▶ The request: In the records below, find each line with the word "enfants" and copy it.

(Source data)
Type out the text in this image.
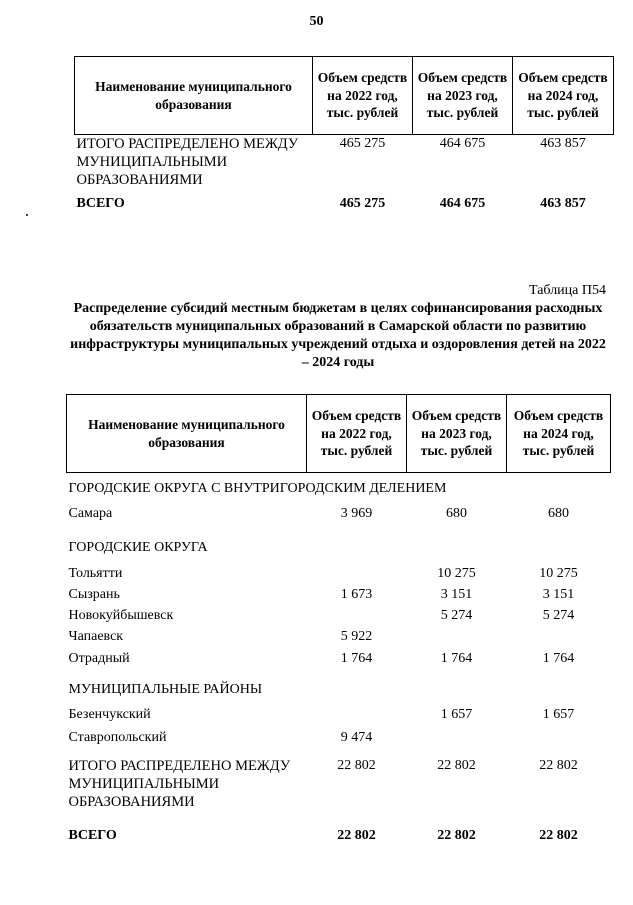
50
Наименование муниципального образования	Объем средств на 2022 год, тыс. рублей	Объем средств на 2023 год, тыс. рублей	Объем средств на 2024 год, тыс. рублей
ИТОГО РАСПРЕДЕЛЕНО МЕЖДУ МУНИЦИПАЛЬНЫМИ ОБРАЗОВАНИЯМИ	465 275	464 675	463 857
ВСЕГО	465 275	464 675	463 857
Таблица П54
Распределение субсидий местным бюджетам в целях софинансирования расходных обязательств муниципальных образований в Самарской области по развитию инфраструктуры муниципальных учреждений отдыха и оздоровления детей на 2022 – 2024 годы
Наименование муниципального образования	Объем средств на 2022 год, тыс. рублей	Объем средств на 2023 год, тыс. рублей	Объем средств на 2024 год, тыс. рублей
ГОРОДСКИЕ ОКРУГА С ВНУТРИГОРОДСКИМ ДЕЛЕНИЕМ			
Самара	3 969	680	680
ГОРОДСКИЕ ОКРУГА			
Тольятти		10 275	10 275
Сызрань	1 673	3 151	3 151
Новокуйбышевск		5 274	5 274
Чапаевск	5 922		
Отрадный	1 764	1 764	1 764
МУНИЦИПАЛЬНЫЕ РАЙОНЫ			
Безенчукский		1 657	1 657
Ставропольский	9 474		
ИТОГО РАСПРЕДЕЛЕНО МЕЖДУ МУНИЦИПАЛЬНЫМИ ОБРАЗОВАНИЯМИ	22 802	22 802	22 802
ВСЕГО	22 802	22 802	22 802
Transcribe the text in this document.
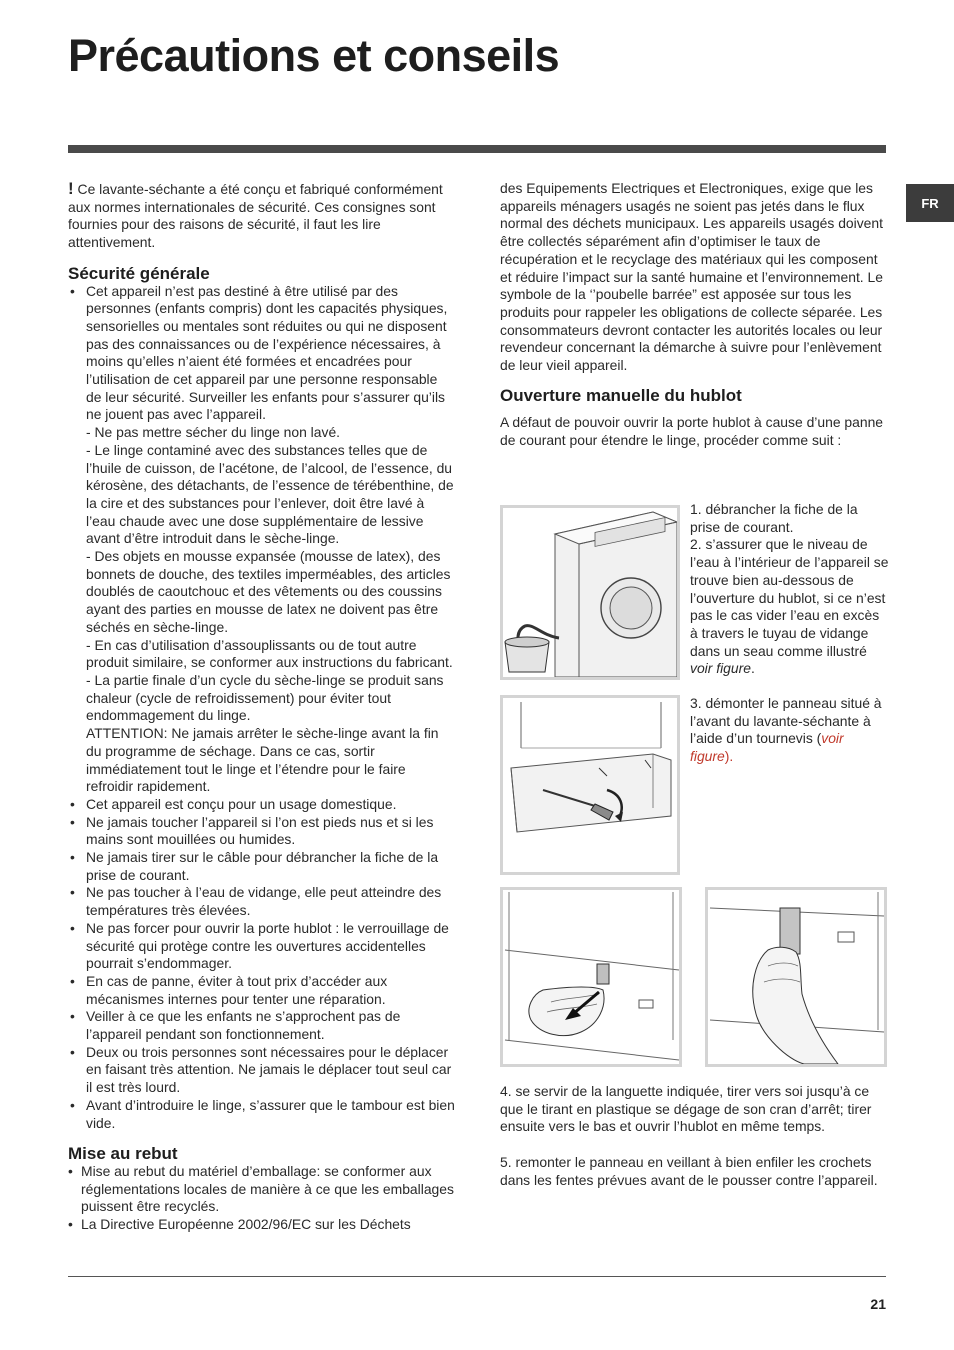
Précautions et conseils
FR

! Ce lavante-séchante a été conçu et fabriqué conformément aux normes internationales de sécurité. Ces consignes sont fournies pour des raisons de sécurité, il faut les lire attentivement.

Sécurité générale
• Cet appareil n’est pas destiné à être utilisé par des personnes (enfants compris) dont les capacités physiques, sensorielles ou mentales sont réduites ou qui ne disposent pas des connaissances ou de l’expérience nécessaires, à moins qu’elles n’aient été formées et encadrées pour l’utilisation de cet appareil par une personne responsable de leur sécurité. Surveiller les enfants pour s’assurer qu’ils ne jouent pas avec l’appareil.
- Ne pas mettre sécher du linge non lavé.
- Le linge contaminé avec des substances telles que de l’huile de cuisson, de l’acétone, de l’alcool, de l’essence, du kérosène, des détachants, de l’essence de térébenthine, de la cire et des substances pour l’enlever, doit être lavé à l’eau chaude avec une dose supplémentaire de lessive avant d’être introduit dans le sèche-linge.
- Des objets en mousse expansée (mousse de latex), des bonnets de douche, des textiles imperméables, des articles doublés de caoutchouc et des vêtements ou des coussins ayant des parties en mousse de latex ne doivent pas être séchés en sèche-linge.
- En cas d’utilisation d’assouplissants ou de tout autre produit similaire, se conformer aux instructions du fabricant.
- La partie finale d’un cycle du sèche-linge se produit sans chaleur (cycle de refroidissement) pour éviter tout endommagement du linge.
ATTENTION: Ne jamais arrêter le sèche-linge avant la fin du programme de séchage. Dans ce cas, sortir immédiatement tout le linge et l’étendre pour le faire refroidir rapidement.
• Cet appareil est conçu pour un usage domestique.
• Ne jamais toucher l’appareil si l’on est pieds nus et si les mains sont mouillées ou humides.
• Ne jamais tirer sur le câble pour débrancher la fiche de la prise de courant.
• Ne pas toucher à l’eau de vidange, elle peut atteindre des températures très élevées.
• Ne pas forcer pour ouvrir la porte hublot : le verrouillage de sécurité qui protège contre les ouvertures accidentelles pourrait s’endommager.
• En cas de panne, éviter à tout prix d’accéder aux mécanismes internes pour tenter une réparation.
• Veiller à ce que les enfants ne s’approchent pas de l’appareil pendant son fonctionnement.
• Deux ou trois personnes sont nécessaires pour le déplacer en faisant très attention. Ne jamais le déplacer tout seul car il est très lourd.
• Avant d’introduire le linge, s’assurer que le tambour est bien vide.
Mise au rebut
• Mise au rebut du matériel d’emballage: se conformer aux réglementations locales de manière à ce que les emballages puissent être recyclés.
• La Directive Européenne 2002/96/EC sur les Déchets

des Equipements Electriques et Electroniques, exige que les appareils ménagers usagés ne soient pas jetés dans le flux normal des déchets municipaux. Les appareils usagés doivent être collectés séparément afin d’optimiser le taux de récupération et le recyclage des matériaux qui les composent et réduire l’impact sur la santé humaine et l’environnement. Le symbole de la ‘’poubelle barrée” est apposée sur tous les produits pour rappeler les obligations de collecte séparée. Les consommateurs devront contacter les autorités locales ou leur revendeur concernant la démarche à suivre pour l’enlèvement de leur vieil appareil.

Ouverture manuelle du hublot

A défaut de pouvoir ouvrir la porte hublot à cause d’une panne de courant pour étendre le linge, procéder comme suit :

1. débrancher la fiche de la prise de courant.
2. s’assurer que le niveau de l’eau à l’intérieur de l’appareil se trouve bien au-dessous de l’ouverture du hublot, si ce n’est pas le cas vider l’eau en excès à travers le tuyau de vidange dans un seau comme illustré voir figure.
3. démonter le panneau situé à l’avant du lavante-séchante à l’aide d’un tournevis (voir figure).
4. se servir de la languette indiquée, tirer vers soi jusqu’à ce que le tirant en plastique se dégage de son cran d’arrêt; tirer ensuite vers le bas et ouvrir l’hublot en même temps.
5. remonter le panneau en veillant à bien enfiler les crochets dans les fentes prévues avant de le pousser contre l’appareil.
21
...
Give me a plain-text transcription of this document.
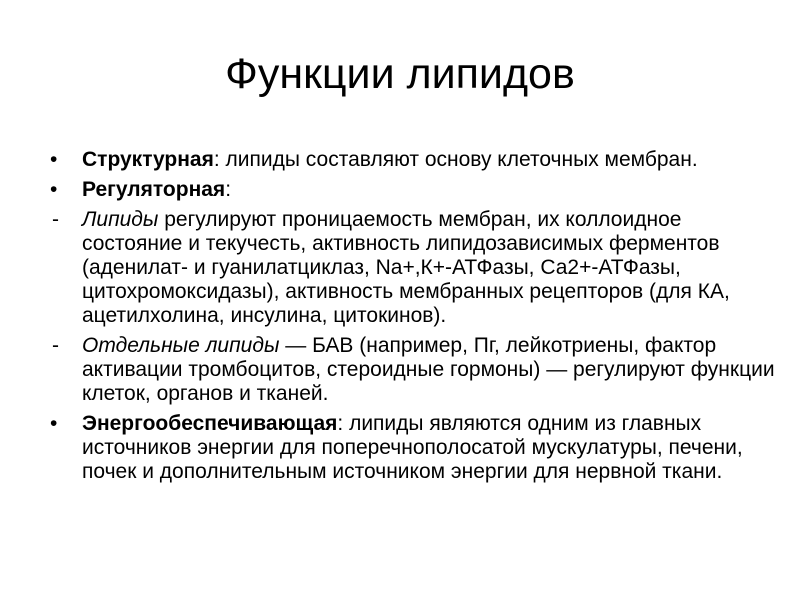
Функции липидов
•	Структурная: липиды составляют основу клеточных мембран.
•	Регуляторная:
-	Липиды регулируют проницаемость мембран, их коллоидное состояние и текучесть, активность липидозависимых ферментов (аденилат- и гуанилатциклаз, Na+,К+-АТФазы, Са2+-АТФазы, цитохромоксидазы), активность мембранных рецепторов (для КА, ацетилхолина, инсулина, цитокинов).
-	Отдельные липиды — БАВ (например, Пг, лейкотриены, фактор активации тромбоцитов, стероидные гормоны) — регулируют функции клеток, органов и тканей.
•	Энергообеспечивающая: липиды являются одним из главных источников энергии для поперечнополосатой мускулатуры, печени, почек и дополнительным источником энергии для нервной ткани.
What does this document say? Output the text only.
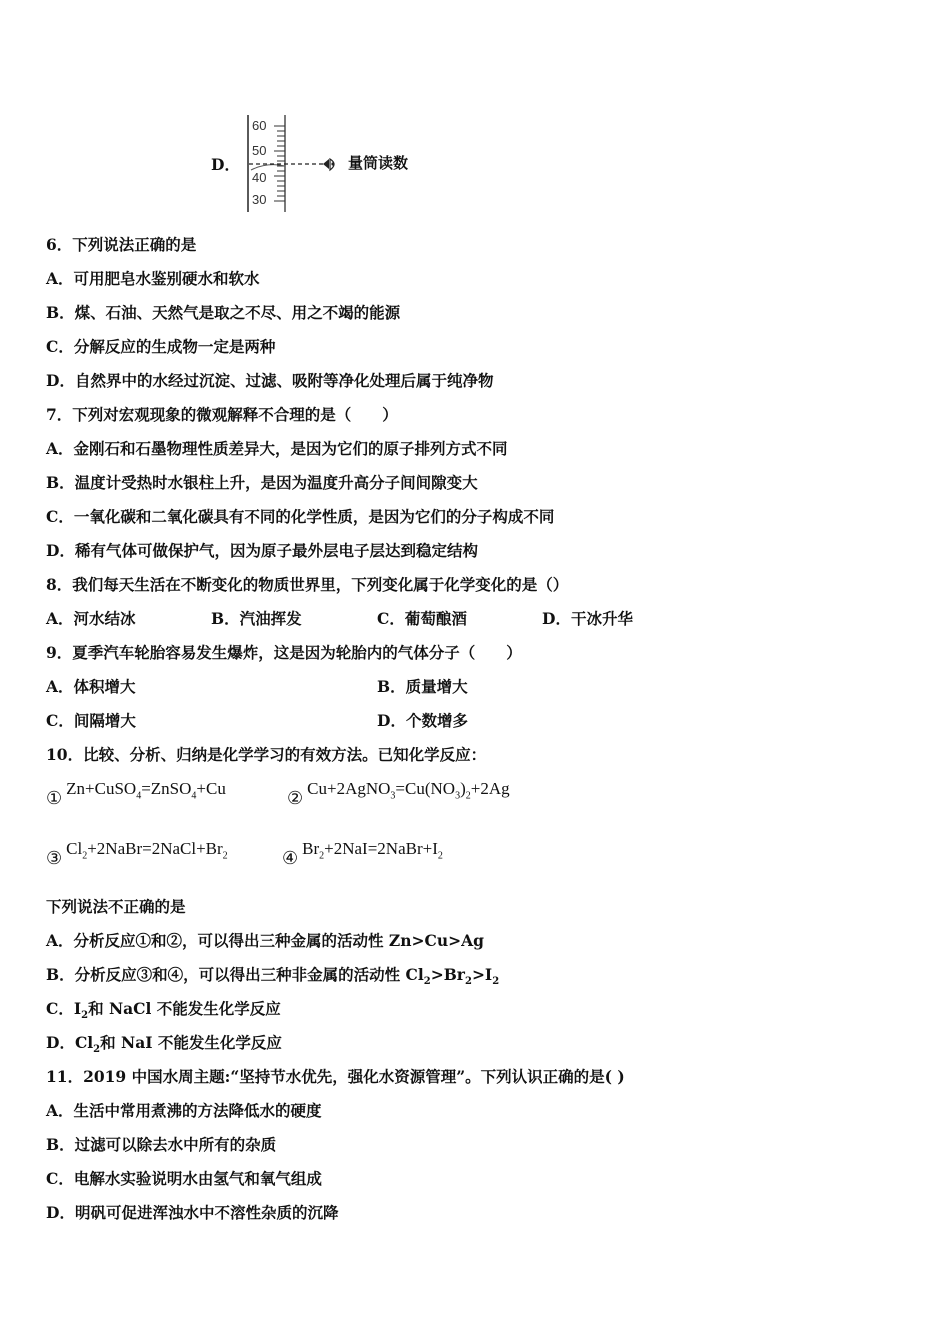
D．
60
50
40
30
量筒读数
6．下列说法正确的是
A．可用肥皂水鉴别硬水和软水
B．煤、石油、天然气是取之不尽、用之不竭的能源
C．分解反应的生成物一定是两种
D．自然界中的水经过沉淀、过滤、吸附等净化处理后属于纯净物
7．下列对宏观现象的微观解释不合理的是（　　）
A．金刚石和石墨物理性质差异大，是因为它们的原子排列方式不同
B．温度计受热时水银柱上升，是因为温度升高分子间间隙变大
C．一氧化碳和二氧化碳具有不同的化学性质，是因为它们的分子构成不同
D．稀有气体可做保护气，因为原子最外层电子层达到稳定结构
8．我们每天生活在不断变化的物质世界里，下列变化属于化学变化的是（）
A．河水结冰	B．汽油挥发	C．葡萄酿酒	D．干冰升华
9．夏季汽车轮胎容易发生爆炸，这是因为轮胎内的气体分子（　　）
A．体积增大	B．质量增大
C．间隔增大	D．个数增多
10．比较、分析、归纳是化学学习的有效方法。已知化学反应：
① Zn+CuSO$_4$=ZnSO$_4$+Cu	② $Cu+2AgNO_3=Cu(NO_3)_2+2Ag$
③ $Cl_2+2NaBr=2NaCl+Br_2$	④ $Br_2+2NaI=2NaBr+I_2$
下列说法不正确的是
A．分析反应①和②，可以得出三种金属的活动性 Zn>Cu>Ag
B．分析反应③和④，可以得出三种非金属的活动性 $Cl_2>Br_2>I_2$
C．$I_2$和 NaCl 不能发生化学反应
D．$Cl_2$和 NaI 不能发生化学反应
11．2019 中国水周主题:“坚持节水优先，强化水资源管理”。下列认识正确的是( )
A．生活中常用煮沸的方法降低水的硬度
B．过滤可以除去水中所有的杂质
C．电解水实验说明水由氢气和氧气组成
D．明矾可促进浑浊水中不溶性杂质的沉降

▶ Problem solution:
• Cet appareil n’est pas destiné à être utilisé par des personnes (enfants compris) dont les capacités physiques, sensorielles ou mentales sont réduites ou qui ne disposent pas des connaissances ou de l’expérience nécessaires, à moins qu’elles n’aient été formées et encadrées pour l’utilisation de cet appareil par une personne responsable de leur sécurité. Surveiller les enfants pour s’assurer qu’ils ne jouent pas avec l’appareil.
• Veiller à ce que les enfants ne s’approchent pas de l’appareil pendant son fonctionnement.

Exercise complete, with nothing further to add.